» Required task:
Look below and pull out each line with the word "name".
______
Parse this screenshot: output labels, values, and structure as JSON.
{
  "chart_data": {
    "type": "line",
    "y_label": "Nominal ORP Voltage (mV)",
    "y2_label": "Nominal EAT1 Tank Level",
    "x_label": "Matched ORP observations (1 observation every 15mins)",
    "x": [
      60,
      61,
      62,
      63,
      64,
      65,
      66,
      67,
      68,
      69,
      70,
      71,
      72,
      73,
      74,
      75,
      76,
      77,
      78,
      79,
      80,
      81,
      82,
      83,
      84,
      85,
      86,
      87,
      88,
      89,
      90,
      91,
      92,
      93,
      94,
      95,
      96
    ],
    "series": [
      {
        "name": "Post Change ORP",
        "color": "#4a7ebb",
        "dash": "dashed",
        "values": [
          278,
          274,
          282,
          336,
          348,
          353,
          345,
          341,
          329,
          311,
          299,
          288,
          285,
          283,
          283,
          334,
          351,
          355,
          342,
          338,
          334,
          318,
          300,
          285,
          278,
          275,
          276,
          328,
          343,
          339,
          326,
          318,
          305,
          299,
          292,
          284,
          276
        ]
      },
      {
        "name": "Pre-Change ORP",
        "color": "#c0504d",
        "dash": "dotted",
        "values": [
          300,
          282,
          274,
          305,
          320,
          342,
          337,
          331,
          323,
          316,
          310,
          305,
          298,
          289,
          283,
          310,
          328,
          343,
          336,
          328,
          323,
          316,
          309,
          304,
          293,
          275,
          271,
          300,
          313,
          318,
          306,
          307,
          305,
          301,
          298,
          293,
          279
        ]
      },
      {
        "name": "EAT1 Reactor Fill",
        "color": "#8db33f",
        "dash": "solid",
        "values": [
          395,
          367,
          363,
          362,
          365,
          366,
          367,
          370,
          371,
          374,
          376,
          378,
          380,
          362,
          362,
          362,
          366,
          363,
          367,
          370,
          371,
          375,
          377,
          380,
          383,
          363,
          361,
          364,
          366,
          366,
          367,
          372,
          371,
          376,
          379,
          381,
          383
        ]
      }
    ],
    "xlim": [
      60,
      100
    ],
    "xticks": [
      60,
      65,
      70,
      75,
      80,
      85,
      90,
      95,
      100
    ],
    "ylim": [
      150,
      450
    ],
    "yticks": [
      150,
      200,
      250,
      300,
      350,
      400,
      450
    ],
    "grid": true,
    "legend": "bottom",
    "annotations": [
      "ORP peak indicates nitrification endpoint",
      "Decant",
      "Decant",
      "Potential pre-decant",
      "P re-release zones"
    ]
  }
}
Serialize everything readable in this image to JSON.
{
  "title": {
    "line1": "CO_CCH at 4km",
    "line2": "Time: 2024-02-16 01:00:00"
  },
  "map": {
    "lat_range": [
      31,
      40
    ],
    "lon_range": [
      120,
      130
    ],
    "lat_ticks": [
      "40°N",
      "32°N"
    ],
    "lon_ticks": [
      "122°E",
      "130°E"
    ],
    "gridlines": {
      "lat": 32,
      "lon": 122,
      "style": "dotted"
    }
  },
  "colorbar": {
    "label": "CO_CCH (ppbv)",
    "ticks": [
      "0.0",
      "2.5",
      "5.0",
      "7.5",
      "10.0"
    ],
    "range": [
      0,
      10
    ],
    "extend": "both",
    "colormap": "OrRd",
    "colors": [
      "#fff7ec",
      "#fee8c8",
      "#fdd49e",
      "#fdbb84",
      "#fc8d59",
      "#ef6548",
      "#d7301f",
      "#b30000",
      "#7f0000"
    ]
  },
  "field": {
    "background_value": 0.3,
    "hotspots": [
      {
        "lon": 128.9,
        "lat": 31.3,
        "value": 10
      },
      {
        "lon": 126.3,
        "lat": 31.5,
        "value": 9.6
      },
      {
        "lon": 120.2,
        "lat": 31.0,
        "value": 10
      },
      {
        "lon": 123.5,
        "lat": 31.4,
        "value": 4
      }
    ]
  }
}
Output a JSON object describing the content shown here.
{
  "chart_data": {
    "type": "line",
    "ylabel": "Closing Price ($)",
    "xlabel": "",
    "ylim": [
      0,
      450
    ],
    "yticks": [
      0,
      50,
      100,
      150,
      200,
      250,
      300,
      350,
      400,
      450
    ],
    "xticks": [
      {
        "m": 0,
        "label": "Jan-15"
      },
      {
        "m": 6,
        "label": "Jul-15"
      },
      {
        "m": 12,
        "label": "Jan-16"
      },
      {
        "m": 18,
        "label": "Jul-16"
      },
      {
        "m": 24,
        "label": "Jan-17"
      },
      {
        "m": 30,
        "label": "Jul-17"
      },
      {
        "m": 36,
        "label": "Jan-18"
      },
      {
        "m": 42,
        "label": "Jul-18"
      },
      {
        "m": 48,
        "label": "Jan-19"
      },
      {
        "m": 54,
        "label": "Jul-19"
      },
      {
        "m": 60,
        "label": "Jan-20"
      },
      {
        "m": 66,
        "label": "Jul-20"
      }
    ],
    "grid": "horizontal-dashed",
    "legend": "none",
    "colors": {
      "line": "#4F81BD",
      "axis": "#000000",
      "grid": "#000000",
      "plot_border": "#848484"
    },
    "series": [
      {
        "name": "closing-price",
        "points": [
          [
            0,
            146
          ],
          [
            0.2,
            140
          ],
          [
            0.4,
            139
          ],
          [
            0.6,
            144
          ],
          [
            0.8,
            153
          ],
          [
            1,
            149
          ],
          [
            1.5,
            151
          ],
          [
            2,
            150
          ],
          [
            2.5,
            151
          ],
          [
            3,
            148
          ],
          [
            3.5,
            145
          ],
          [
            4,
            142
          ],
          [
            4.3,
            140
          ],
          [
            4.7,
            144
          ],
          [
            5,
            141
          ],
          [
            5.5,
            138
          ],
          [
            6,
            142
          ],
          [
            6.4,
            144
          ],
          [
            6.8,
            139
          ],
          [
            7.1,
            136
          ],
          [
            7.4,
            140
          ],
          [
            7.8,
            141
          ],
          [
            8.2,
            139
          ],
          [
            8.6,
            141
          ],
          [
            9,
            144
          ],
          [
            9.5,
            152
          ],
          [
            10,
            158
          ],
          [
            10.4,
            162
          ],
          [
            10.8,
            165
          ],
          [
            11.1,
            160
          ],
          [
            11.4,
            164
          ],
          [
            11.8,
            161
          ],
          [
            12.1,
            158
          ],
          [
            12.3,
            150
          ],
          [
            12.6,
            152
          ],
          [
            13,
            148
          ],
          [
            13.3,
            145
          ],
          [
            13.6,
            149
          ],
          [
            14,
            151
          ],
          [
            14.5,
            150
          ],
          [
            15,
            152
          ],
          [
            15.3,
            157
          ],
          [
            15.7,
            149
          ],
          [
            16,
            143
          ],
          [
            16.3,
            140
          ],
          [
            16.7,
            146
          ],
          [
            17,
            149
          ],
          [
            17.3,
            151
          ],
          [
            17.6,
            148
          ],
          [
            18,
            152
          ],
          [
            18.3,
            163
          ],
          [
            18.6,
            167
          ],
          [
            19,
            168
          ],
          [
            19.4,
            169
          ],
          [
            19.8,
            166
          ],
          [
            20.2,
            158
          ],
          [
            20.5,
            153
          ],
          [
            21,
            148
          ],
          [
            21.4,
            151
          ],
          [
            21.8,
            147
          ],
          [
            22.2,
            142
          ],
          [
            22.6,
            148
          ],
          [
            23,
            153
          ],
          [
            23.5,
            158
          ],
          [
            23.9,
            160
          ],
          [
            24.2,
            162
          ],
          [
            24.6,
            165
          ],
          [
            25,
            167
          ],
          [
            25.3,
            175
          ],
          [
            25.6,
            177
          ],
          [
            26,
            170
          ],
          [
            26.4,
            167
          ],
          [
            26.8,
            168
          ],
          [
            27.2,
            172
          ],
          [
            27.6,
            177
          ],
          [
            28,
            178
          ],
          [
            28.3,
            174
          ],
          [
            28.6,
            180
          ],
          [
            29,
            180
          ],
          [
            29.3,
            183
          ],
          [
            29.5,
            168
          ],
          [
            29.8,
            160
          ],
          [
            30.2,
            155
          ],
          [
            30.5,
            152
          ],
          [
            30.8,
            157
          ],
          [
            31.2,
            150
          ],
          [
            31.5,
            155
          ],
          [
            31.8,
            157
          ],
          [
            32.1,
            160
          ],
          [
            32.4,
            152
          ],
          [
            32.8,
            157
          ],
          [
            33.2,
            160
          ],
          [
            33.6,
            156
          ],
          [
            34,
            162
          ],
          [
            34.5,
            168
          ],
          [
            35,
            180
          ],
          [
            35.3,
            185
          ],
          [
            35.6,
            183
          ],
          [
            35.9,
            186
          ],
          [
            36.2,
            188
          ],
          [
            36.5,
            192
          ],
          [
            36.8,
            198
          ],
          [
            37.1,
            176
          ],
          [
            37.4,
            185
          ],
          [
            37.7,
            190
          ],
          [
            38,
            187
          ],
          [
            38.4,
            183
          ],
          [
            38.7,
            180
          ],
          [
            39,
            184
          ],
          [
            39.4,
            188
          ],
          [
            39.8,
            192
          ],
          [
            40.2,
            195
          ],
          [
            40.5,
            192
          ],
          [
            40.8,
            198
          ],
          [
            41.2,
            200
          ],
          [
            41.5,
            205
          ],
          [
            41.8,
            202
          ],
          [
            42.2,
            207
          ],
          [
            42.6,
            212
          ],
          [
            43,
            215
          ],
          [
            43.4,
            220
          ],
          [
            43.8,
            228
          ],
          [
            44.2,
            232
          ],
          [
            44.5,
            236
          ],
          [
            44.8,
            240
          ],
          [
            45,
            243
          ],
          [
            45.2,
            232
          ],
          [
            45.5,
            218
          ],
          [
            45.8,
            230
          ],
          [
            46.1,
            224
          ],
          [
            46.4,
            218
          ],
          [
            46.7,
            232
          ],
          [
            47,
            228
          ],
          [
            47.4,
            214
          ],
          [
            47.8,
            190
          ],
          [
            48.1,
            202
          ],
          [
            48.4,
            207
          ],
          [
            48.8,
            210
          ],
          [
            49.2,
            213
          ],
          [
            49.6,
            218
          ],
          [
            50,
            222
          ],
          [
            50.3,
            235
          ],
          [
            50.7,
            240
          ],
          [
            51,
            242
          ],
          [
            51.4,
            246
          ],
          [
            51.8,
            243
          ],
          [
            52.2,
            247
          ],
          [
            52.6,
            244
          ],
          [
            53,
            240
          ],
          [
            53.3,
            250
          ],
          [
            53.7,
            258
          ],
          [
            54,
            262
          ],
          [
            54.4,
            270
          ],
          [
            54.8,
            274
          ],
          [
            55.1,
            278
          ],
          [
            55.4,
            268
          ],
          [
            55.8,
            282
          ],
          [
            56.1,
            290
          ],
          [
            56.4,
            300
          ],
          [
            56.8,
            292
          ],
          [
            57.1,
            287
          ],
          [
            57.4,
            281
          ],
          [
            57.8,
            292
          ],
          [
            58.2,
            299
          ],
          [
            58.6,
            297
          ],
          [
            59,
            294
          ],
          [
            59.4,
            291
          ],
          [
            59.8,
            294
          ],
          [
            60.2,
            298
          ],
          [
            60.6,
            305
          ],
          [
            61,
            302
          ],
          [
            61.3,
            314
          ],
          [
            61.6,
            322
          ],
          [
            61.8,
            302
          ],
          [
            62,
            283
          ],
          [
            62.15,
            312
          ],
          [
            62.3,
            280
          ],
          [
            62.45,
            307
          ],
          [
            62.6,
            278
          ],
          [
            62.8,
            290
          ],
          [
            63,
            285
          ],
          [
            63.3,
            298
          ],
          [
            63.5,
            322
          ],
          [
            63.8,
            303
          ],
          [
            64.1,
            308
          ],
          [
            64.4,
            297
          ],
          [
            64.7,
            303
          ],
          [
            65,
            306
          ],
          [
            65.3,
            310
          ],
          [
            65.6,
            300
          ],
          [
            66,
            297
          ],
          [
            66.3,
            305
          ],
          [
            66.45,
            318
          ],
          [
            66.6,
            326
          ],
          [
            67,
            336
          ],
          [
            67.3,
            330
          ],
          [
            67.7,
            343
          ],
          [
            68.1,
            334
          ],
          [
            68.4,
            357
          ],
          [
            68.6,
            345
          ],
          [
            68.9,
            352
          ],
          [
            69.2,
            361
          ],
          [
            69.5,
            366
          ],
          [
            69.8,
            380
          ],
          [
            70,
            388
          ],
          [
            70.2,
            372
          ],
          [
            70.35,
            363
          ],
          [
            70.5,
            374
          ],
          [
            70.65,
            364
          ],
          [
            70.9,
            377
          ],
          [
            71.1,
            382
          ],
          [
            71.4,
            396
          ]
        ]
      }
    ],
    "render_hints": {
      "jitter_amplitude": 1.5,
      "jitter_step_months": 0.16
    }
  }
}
______
» Output of the task:
        "name": "Post Change ORP",
        "name": "Pre-Change ORP",
        "name": "EAT1 Reactor Fill",
        "name": "closing-price",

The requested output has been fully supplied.